┌──

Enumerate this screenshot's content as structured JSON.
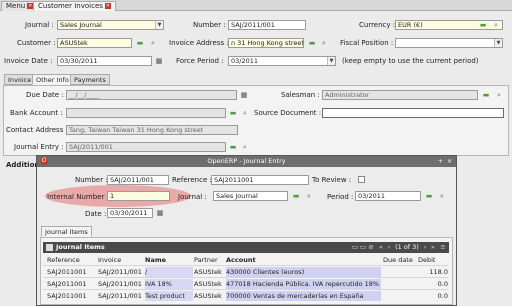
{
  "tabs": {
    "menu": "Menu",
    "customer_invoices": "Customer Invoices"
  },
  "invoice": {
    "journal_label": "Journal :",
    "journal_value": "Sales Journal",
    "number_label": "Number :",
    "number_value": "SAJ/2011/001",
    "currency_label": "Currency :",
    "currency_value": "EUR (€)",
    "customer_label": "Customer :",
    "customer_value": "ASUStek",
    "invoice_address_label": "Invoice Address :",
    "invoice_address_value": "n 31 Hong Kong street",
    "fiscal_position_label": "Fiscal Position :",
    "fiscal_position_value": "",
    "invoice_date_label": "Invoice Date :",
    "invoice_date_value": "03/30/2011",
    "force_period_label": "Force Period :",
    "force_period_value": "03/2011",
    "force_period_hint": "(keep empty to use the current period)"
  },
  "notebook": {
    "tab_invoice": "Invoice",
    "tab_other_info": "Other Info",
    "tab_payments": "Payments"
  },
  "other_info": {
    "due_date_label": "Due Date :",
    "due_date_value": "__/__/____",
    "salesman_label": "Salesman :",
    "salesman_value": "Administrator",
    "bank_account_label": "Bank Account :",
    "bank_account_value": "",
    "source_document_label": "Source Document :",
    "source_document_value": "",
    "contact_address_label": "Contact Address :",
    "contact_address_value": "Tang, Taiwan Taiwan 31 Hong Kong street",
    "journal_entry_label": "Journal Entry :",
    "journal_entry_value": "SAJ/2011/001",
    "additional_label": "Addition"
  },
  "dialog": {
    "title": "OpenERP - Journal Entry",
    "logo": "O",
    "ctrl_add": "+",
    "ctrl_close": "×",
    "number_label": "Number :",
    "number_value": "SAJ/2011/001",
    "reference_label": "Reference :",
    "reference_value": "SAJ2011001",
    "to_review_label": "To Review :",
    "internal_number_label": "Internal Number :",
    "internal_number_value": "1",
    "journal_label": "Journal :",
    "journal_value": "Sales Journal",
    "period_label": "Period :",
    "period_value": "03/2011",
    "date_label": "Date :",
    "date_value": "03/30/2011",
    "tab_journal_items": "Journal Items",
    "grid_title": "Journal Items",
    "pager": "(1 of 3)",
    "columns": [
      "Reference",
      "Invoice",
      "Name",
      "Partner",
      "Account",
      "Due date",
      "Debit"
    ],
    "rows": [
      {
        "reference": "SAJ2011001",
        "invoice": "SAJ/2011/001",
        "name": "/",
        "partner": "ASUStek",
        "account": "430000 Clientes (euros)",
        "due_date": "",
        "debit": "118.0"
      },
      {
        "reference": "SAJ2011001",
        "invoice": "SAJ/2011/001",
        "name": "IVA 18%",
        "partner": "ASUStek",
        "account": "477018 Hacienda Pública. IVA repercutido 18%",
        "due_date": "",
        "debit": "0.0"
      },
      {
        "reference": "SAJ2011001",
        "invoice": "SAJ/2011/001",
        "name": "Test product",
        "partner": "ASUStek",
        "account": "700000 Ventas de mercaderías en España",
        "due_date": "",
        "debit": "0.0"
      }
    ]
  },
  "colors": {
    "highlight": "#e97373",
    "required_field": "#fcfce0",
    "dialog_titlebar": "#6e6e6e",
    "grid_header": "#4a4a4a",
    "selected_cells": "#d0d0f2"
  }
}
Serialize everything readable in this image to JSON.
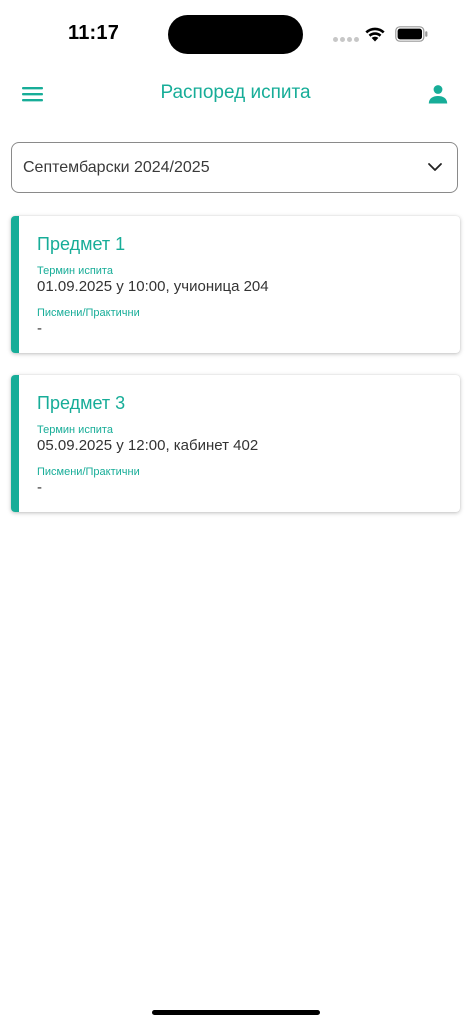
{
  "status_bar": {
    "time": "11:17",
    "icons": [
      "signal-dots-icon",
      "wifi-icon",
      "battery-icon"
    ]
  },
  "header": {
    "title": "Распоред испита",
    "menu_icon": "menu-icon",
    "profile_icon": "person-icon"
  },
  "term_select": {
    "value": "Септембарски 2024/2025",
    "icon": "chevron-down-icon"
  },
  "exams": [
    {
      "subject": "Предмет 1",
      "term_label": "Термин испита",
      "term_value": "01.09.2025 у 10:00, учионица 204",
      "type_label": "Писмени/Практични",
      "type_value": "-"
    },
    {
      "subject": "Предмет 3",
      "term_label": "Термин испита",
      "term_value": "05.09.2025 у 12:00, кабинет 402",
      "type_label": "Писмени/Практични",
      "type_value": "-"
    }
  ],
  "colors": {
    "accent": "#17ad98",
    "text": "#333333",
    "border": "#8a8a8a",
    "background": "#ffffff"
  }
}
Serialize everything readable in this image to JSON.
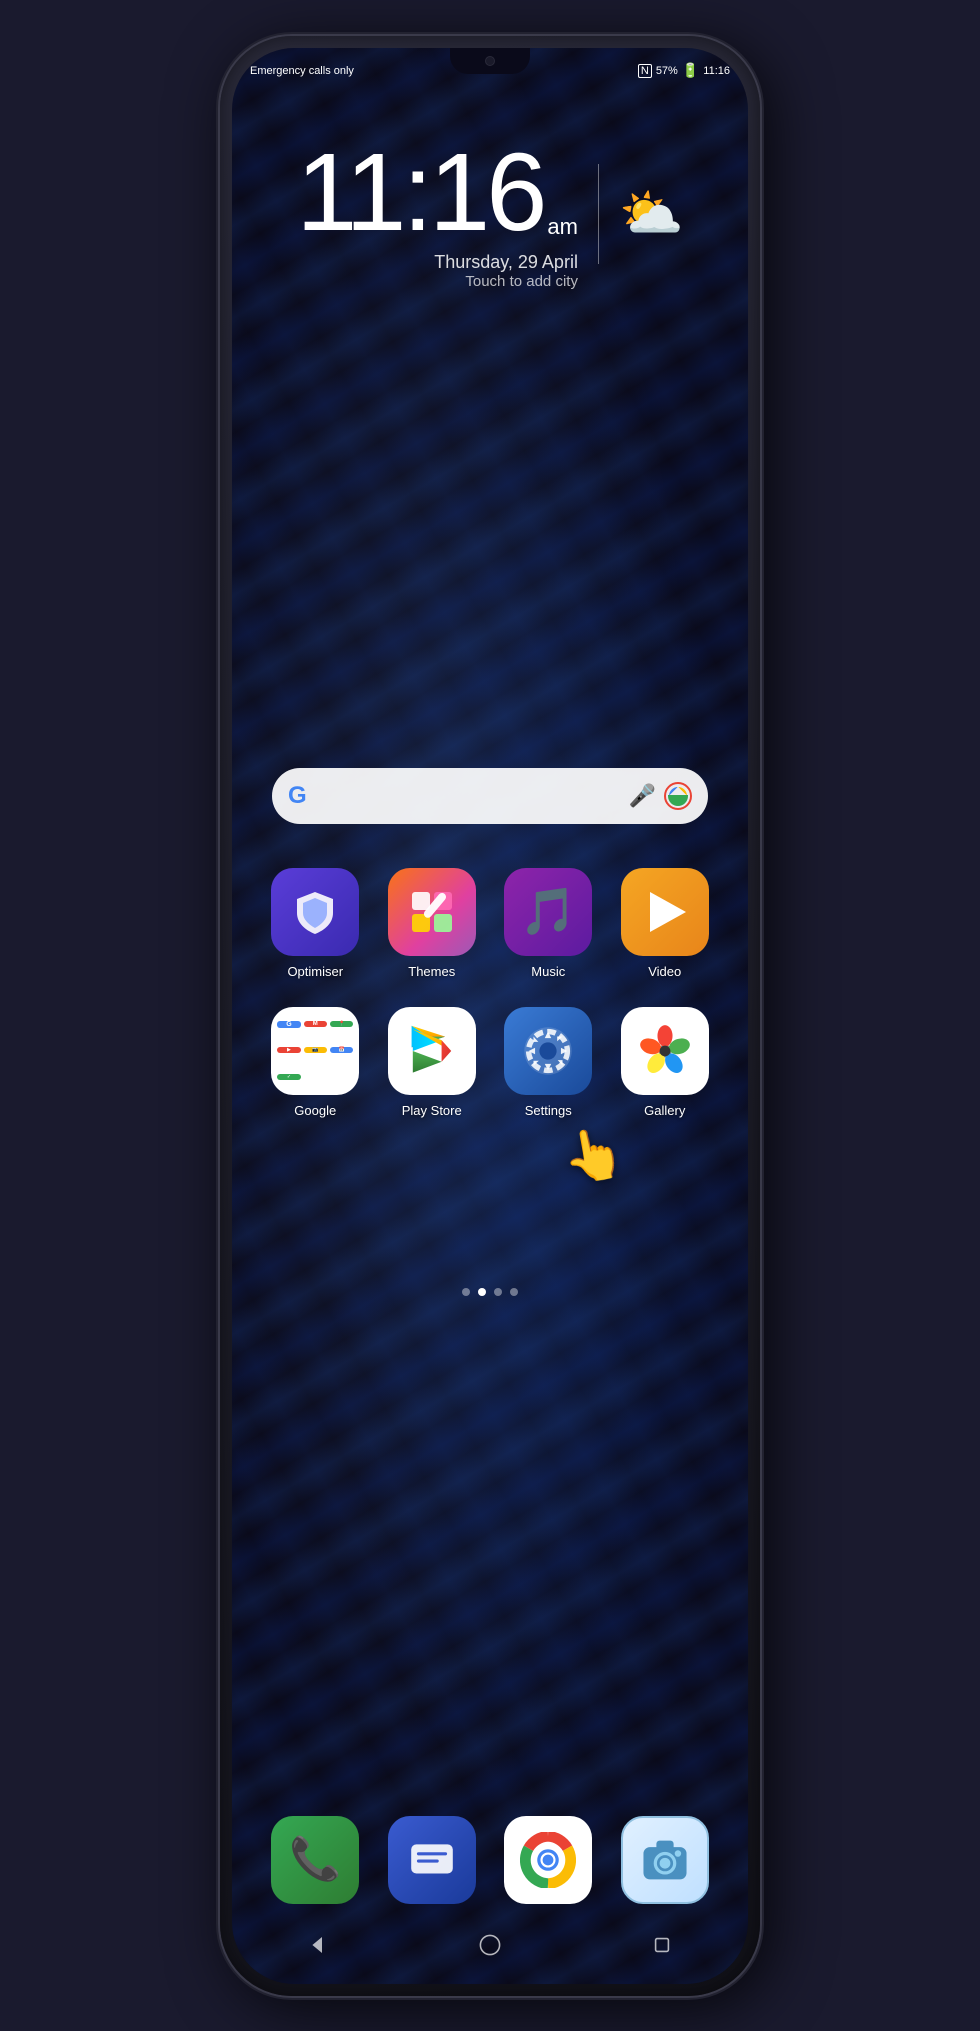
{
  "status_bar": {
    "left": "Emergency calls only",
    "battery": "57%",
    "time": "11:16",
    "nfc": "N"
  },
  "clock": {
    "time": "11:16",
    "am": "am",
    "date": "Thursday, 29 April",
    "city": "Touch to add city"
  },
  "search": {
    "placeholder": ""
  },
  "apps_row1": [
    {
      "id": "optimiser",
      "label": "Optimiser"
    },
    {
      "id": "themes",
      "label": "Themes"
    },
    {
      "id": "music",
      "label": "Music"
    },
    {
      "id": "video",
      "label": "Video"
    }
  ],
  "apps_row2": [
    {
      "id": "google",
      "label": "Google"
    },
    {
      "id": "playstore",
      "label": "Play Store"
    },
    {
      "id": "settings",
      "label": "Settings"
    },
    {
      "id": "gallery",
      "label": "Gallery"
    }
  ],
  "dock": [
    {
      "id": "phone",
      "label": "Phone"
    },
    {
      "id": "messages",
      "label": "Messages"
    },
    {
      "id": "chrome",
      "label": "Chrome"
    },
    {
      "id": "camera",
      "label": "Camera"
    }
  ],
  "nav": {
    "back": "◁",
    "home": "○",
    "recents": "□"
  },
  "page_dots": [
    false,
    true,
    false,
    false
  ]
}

└──

Every record above should be transcribed exactly; the pictures stay out of the copy.

Enumerate this screenshot's content as structured JSON.
{
  "tabs": {
    "menu": "Menu",
    "customer_invoices": "Customer Invoices"
  },
  "invoice": {
    "journal_label": "Journal :",
    "journal_value": "Sales Journal",
    "number_label": "Number :",
    "number_value": "SAJ/2011/001",
    "currency_label": "Currency :",
    "currency_value": "EUR (€)",
    "customer_label": "Customer :",
    "customer_value": "ASUStek",
    "invoice_address_label": "Invoice Address :",
    "invoice_address_value": "n 31 Hong Kong street",
    "fiscal_position_label": "Fiscal Position :",
    "fiscal_position_value": "",
    "invoice_date_label": "Invoice Date :",
    "invoice_date_value": "03/30/2011",
    "force_period_label": "Force Period :",
    "force_period_value": "03/2011",
    "force_period_hint": "(keep empty to use the current period)"
  },
  "notebook": {
    "tab_invoice": "Invoice",
    "tab_other_info": "Other Info",
    "tab_payments": "Payments"
  },
  "other_info": {
    "due_date_label": "Due Date :",
    "due_date_value": "__/__/____",
    "salesman_label": "Salesman :",
    "salesman_value": "Administrator",
    "bank_account_label": "Bank Account :",
    "bank_account_value": "",
    "source_document_label": "Source Document :",
    "source_document_value": "",
    "contact_address_label": "Contact Address :",
    "contact_address_value": "Tang, Taiwan Taiwan 31 Hong Kong street",
    "journal_entry_label": "Journal Entry :",
    "journal_entry_value": "SAJ/2011/001",
    "additional_label": "Addition"
  },
  "dialog": {
    "title": "OpenERP - Journal Entry",
    "logo": "O",
    "ctrl_add": "+",
    "ctrl_close": "×",
    "number_label": "Number :",
    "number_value": "SAJ/2011/001",
    "reference_label": "Reference :",
    "reference_value": "SAJ2011001",
    "to_review_label": "To Review :",
    "internal_number_label": "Internal Number :",
    "internal_number_value": "1",
    "journal_label": "Journal :",
    "journal_value": "Sales Journal",
    "period_label": "Period :",
    "period_value": "03/2011",
    "date_label": "Date :",
    "date_value": "03/30/2011",
    "tab_journal_items": "Journal Items",
    "grid_title": "Journal Items",
    "pager": "(1 of 3)",
    "columns": [
      "Reference",
      "Invoice",
      "Name",
      "Partner",
      "Account",
      "Due date",
      "Debit"
    ],
    "rows": [
      {
        "reference": "SAJ2011001",
        "invoice": "SAJ/2011/001",
        "name": "/",
        "partner": "ASUStek",
        "account": "430000 Clientes (euros)",
        "due_date": "",
        "debit": "118.0"
      },
      {
        "reference": "SAJ2011001",
        "invoice": "SAJ/2011/001",
        "name": "IVA 18%",
        "partner": "ASUStek",
        "account": "477018 Hacienda Pública. IVA repercutido 18%",
        "due_date": "",
        "debit": "0.0"
      },
      {
        "reference": "SAJ2011001",
        "invoice": "SAJ/2011/001",
        "name": "Test product",
        "partner": "ASUStek",
        "account": "700000 Ventas de mercaderías en España",
        "due_date": "",
        "debit": "0.0"
      }
    ]
  },
  "colors": {
    "highlight": "#e97373",
    "required_field": "#fcfce0",
    "dialog_titlebar": "#6e6e6e",
    "grid_header": "#4a4a4a",
    "selected_cells": "#d0d0f2"
  }
}
Serialize everything readable in this image to JSON.
{
  "status_bar": {
    "time": "11:17",
    "icons": [
      "signal-dots-icon",
      "wifi-icon",
      "battery-icon"
    ]
  },
  "header": {
    "title": "Распоред испита",
    "menu_icon": "menu-icon",
    "profile_icon": "person-icon"
  },
  "term_select": {
    "value": "Септембарски 2024/2025",
    "icon": "chevron-down-icon"
  },
  "exams": [
    {
      "subject": "Предмет 1",
      "term_label": "Термин испита",
      "term_value": "01.09.2025 у 10:00, учионица 204",
      "type_label": "Писмени/Практични",
      "type_value": "-"
    },
    {
      "subject": "Предмет 3",
      "term_label": "Термин испита",
      "term_value": "05.09.2025 у 12:00, кабинет 402",
      "type_label": "Писмени/Практични",
      "type_value": "-"
    }
  ],
  "colors": {
    "accent": "#17ad98",
    "text": "#333333",
    "border": "#8a8a8a",
    "background": "#ffffff"
  }
}
Serialize everything readable in this image to JSON.
{
  "status_bar": {
    "left": "Emergency calls only",
    "battery": "57%",
    "time": "11:16",
    "nfc": "N"
  },
  "clock": {
    "time": "11:16",
    "am": "am",
    "date": "Thursday, 29 April",
    "city": "Touch to add city"
  },
  "search": {
    "placeholder": ""
  },
  "apps_row1": [
    {
      "id": "optimiser",
      "label": "Optimiser"
    },
    {
      "id": "themes",
      "label": "Themes"
    },
    {
      "id": "music",
      "label": "Music"
    },
    {
      "id": "video",
      "label": "Video"
    }
  ],
  "apps_row2": [
    {
      "id": "google",
      "label": "Google"
    },
    {
      "id": "playstore",
      "label": "Play Store"
    },
    {
      "id": "settings",
      "label": "Settings"
    },
    {
      "id": "gallery",
      "label": "Gallery"
    }
  ],
  "dock": [
    {
      "id": "phone",
      "label": "Phone"
    },
    {
      "id": "messages",
      "label": "Messages"
    },
    {
      "id": "chrome",
      "label": "Chrome"
    },
    {
      "id": "camera",
      "label": "Camera"
    }
  ],
  "nav": {
    "back": "◁",
    "home": "○",
    "recents": "□"
  },
  "page_dots": [
    false,
    true,
    false,
    false
  ]
}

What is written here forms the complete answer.